▶ EXERCISE TASK
Retype the whole listing verbatim and keep the pictures out of it.

▶ DATA ENTRIES
== == ==
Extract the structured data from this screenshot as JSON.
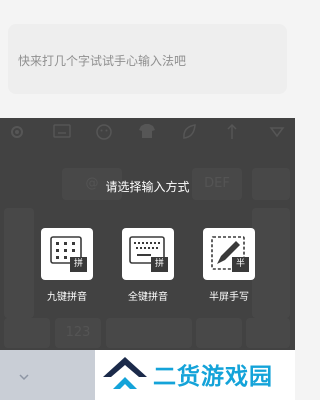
{
  "input": {
    "placeholder": "快来打几个字试试手心输入法吧"
  },
  "toolbar": {
    "items": [
      "settings-icon",
      "keyboard-icon",
      "emoji-icon",
      "skin-icon",
      "leaf-icon",
      "cursor-icon",
      "hide-keyboard-icon"
    ]
  },
  "keyboard_bg": {
    "def_label": "DEF",
    "num_label": "123"
  },
  "dialog": {
    "title": "请选择输入方式",
    "options": [
      {
        "label": "九键拼音",
        "badge": "拼"
      },
      {
        "label": "全键拼音",
        "badge": "拼"
      },
      {
        "label": "半屏手写",
        "badge": "半"
      }
    ]
  },
  "watermark": {
    "text": "二货游戏园"
  },
  "colors": {
    "keyboard_bg": "#505050",
    "watermark_blue": "#14a3d9",
    "logo_dark": "#1b2a4a"
  }
}
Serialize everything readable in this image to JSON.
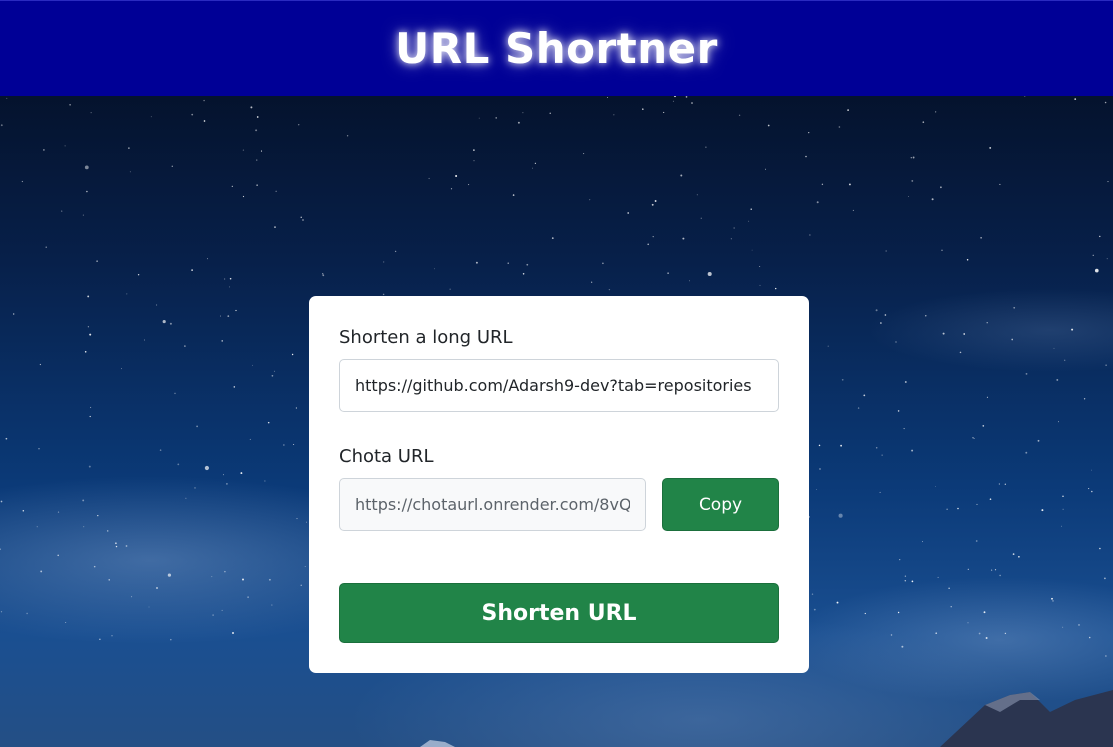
{
  "header": {
    "title": "URL Shortner"
  },
  "form": {
    "long_url_label": "Shorten a long URL",
    "long_url_value": "https://github.com/Adarsh9-dev?tab=repositories",
    "short_url_label": "Chota URL",
    "short_url_value": "https://chotaurl.onrender.com/8vQ",
    "copy_label": "Copy",
    "submit_label": "Shorten URL"
  },
  "colors": {
    "header_bg": "#000096",
    "button_green": "#218448",
    "card_bg": "#ffffff"
  }
}
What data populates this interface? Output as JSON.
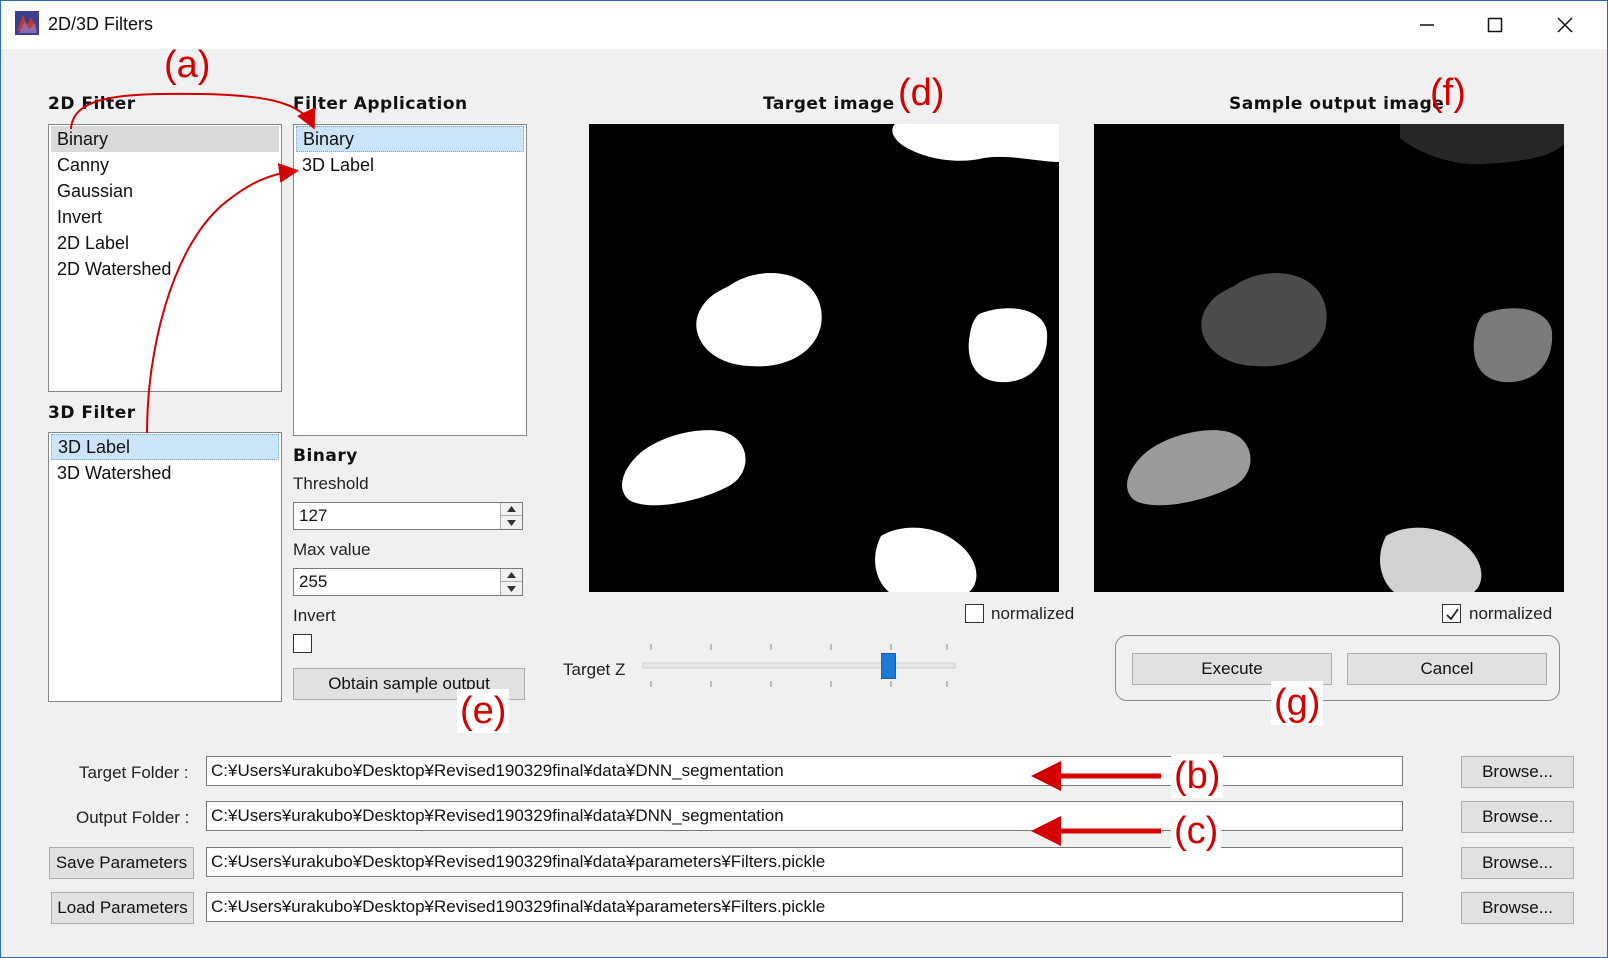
{
  "window": {
    "title": "2D/3D Filters"
  },
  "filter2d": {
    "label": "2D Filter",
    "items": [
      "Binary",
      "Canny",
      "Gaussian",
      "Invert",
      "2D Label",
      "2D Watershed"
    ],
    "selected": "Binary"
  },
  "filter3d": {
    "label": "3D Filter",
    "items": [
      "3D Label",
      "3D Watershed"
    ],
    "selected": "3D Label"
  },
  "application": {
    "label": "Filter Application",
    "items": [
      "Binary",
      "3D Label"
    ],
    "selected": "Binary"
  },
  "params": {
    "filter_name": "Binary",
    "threshold_label": "Threshold",
    "threshold_value": "127",
    "maxvalue_label": "Max value",
    "maxvalue_value": "255",
    "invert_label": "Invert",
    "invert_checked": false,
    "obtain_button": "Obtain sample output"
  },
  "target_image": {
    "title": "Target image",
    "normalized_label": "normalized",
    "normalized_checked": false
  },
  "sample_image": {
    "title": "Sample output image",
    "normalized_label": "normalized",
    "normalized_checked": true
  },
  "slider": {
    "label": "Target Z",
    "value_fraction": 0.8
  },
  "actions": {
    "execute": "Execute",
    "cancel": "Cancel"
  },
  "folders": {
    "target_label": "Target Folder :",
    "target_path": "C:¥Users¥urakubo¥Desktop¥Revised190329final¥data¥DNN_segmentation",
    "output_label": "Output Folder :",
    "output_path": "C:¥Users¥urakubo¥Desktop¥Revised190329final¥data¥DNN_segmentation",
    "save_button": "Save Parameters",
    "save_path": "C:¥Users¥urakubo¥Desktop¥Revised190329final¥data¥parameters¥Filters.pickle",
    "load_button": "Load Parameters",
    "load_path": "C:¥Users¥urakubo¥Desktop¥Revised190329final¥data¥parameters¥Filters.pickle",
    "browse": "Browse..."
  },
  "annotations": {
    "a": "(a)",
    "b": "(b)",
    "c": "(c)",
    "d": "(d)",
    "e": "(e)",
    "f": "(f)",
    "g": "(g)"
  },
  "colors": {
    "annotation": "#d40000",
    "selection_blue": "#cce4f7",
    "slider_thumb": "#1e78d7"
  },
  "icons": {
    "app": "app-icon",
    "minimize": "minimize-icon",
    "maximize": "maximize-icon",
    "close": "close-icon",
    "checkmark": "checkmark-icon",
    "spin_up": "spin-up-icon",
    "spin_down": "spin-down-icon"
  }
}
== == ==
▶ COMPLETED TASK
Extract the structured data from this screenshot as JSON.
{
  "input": {
    "placeholder": "快来打几个字试试手心输入法吧"
  },
  "toolbar": {
    "items": [
      "settings-icon",
      "keyboard-icon",
      "emoji-icon",
      "skin-icon",
      "leaf-icon",
      "cursor-icon",
      "hide-keyboard-icon"
    ]
  },
  "keyboard_bg": {
    "def_label": "DEF",
    "num_label": "123"
  },
  "dialog": {
    "title": "请选择输入方式",
    "options": [
      {
        "label": "九键拼音",
        "badge": "拼"
      },
      {
        "label": "全键拼音",
        "badge": "拼"
      },
      {
        "label": "半屏手写",
        "badge": "半"
      }
    ]
  },
  "watermark": {
    "text": "二货游戏园"
  },
  "colors": {
    "keyboard_bg": "#505050",
    "watermark_blue": "#14a3d9",
    "logo_dark": "#1b2a4a"
  }
}
Serialize everything readable in this image to JSON.
{
  "header": {
    "title": "URL Shortner"
  },
  "form": {
    "long_url_label": "Shorten a long URL",
    "long_url_value": "https://github.com/Adarsh9-dev?tab=repositories",
    "short_url_label": "Chota URL",
    "short_url_value": "https://chotaurl.onrender.com/8vQ",
    "copy_label": "Copy",
    "submit_label": "Shorten URL"
  },
  "colors": {
    "header_bg": "#000096",
    "button_green": "#218448",
    "card_bg": "#ffffff"
  }
}
What data populates this interface? Output as JSON.
{
  "window": {
    "title": "2D/3D Filters"
  },
  "filter2d": {
    "label": "2D Filter",
    "items": [
      "Binary",
      "Canny",
      "Gaussian",
      "Invert",
      "2D Label",
      "2D Watershed"
    ],
    "selected": "Binary"
  },
  "filter3d": {
    "label": "3D Filter",
    "items": [
      "3D Label",
      "3D Watershed"
    ],
    "selected": "3D Label"
  },
  "application": {
    "label": "Filter Application",
    "items": [
      "Binary",
      "3D Label"
    ],
    "selected": "Binary"
  },
  "params": {
    "filter_name": "Binary",
    "threshold_label": "Threshold",
    "threshold_value": "127",
    "maxvalue_label": "Max value",
    "maxvalue_value": "255",
    "invert_label": "Invert",
    "invert_checked": false,
    "obtain_button": "Obtain sample output"
  },
  "target_image": {
    "title": "Target image",
    "normalized_label": "normalized",
    "normalized_checked": false
  },
  "sample_image": {
    "title": "Sample output image",
    "normalized_label": "normalized",
    "normalized_checked": true
  },
  "slider": {
    "label": "Target Z",
    "value_fraction": 0.8
  },
  "actions": {
    "execute": "Execute",
    "cancel": "Cancel"
  },
  "folders": {
    "target_label": "Target Folder :",
    "target_path": "C:¥Users¥urakubo¥Desktop¥Revised190329final¥data¥DNN_segmentation",
    "output_label": "Output Folder :",
    "output_path": "C:¥Users¥urakubo¥Desktop¥Revised190329final¥data¥DNN_segmentation",
    "save_button": "Save Parameters",
    "save_path": "C:¥Users¥urakubo¥Desktop¥Revised190329final¥data¥parameters¥Filters.pickle",
    "load_button": "Load Parameters",
    "load_path": "C:¥Users¥urakubo¥Desktop¥Revised190329final¥data¥parameters¥Filters.pickle",
    "browse": "Browse..."
  },
  "annotations": {
    "a": "(a)",
    "b": "(b)",
    "c": "(c)",
    "d": "(d)",
    "e": "(e)",
    "f": "(f)",
    "g": "(g)"
  },
  "colors": {
    "annotation": "#d40000",
    "selection_blue": "#cce4f7",
    "slider_thumb": "#1e78d7"
  },
  "icons": {
    "app": "app-icon",
    "minimize": "minimize-icon",
    "maximize": "maximize-icon",
    "close": "close-icon",
    "checkmark": "checkmark-icon",
    "spin_up": "spin-up-icon",
    "spin_down": "spin-down-icon"
  }
}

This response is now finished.